Keep the pictures out of the copy and print all the entries below exactly.

▸ Material for this exercise:

↓

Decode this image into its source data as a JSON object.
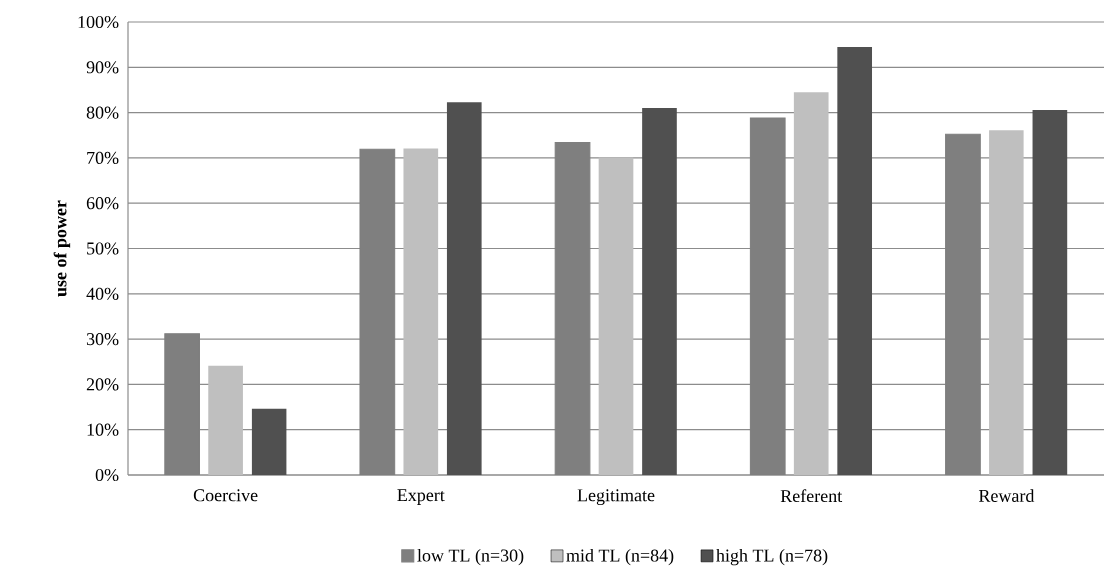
{
  "chart_data": {
    "type": "bar",
    "ylabel": "use of power",
    "categories": [
      "Coercive",
      "Expert",
      "Legitimate",
      "Referent",
      "Reward"
    ],
    "series": [
      {
        "name": "low TL (n=30)",
        "color": "#7f7f7f",
        "values": [
          31.2,
          71.9,
          73.4,
          78.8,
          75.2
        ]
      },
      {
        "name": "mid TL (n=84)",
        "color": "#bfbfbf",
        "values": [
          24.1,
          72.1,
          70.1,
          84.5,
          76.1
        ]
      },
      {
        "name": "high TL (n=78)",
        "color": "#505050",
        "values": [
          14.6,
          82.3,
          81.0,
          94.5,
          80.6
        ]
      }
    ],
    "ylim": [
      0,
      100
    ],
    "yticks": [
      {
        "value": 0,
        "label": "0%"
      },
      {
        "value": 10,
        "label": "10%"
      },
      {
        "value": 20,
        "label": "20%"
      },
      {
        "value": 30,
        "label": "30%"
      },
      {
        "value": 40,
        "label": "40%"
      },
      {
        "value": 50,
        "label": "50%"
      },
      {
        "value": 60,
        "label": "60%"
      },
      {
        "value": 70,
        "label": "70%"
      },
      {
        "value": 80,
        "label": "80%"
      },
      {
        "value": 90,
        "label": "90%"
      },
      {
        "value": 100,
        "label": "100%"
      }
    ],
    "grid": "y",
    "legend": "bottom"
  }
}
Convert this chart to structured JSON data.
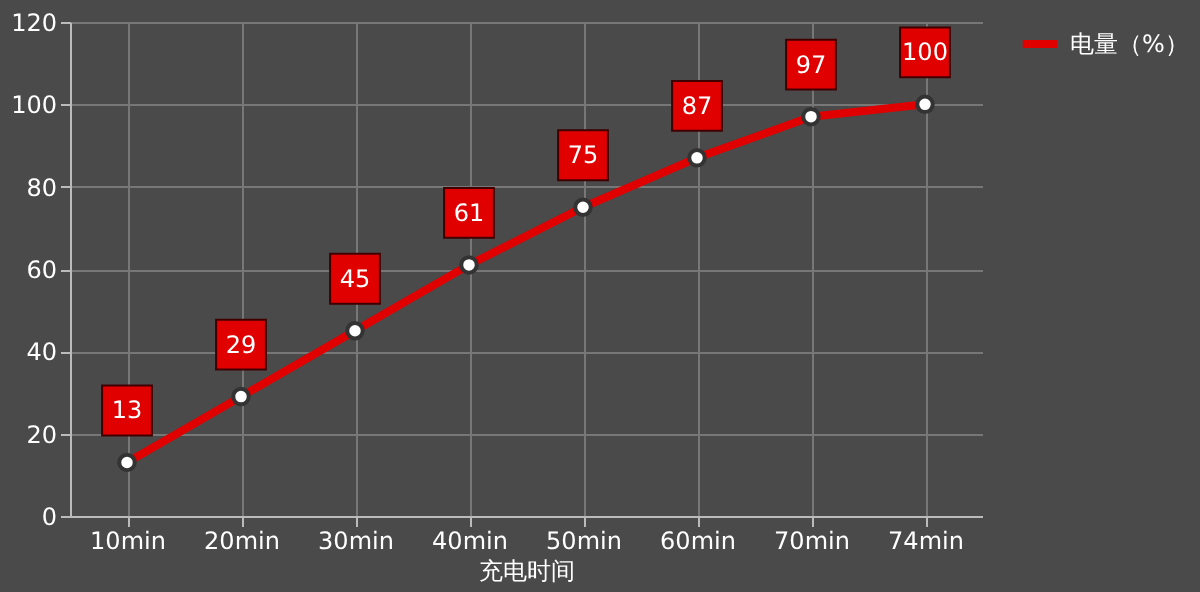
{
  "chart_data": {
    "type": "line",
    "xlabel": "充电时间",
    "categories": [
      "10min",
      "20min",
      "30min",
      "40min",
      "50min",
      "60min",
      "70min",
      "74min"
    ],
    "series": [
      {
        "name": "电量（%）",
        "color": "#e00000",
        "values": [
          13,
          29,
          45,
          61,
          75,
          87,
          97,
          100
        ]
      }
    ],
    "ylim": [
      0,
      120
    ],
    "yticks": [
      0,
      20,
      40,
      60,
      80,
      100,
      120
    ],
    "grid": true,
    "legend": "right",
    "marker": "circle",
    "line_style": "solid",
    "data_labels": true
  }
}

↑

▸ Answer in full:
Decode this image into its source data as a JSON object.
{
  "chart_data": {
    "type": "bar",
    "ylabel": "use of power",
    "categories": [
      "Coercive",
      "Expert",
      "Legitimate",
      "Referent",
      "Reward"
    ],
    "series": [
      {
        "name": "low TL (n=30)",
        "color": "#7f7f7f",
        "values": [
          31.2,
          71.9,
          73.4,
          78.8,
          75.2
        ]
      },
      {
        "name": "mid TL (n=84)",
        "color": "#bfbfbf",
        "values": [
          24.1,
          72.1,
          70.1,
          84.5,
          76.1
        ]
      },
      {
        "name": "high TL (n=78)",
        "color": "#505050",
        "values": [
          14.6,
          82.3,
          81.0,
          94.5,
          80.6
        ]
      }
    ],
    "ylim": [
      0,
      100
    ],
    "yticks": [
      {
        "value": 0,
        "label": "0%"
      },
      {
        "value": 10,
        "label": "10%"
      },
      {
        "value": 20,
        "label": "20%"
      },
      {
        "value": 30,
        "label": "30%"
      },
      {
        "value": 40,
        "label": "40%"
      },
      {
        "value": 50,
        "label": "50%"
      },
      {
        "value": 60,
        "label": "60%"
      },
      {
        "value": 70,
        "label": "70%"
      },
      {
        "value": 80,
        "label": "80%"
      },
      {
        "value": 90,
        "label": "90%"
      },
      {
        "value": 100,
        "label": "100%"
      }
    ],
    "grid": "y",
    "legend": "bottom"
  }
}
Convert this chart to structured JSON data.
{
  "chart_data": {
    "type": "line",
    "xlabel": "充电时间",
    "categories": [
      "10min",
      "20min",
      "30min",
      "40min",
      "50min",
      "60min",
      "70min",
      "74min"
    ],
    "series": [
      {
        "name": "电量（%）",
        "color": "#e00000",
        "values": [
          13,
          29,
          45,
          61,
          75,
          87,
          97,
          100
        ]
      }
    ],
    "ylim": [
      0,
      120
    ],
    "yticks": [
      0,
      20,
      40,
      60,
      80,
      100,
      120
    ],
    "grid": true,
    "legend": "right",
    "marker": "circle",
    "line_style": "solid",
    "data_labels": true
  }
}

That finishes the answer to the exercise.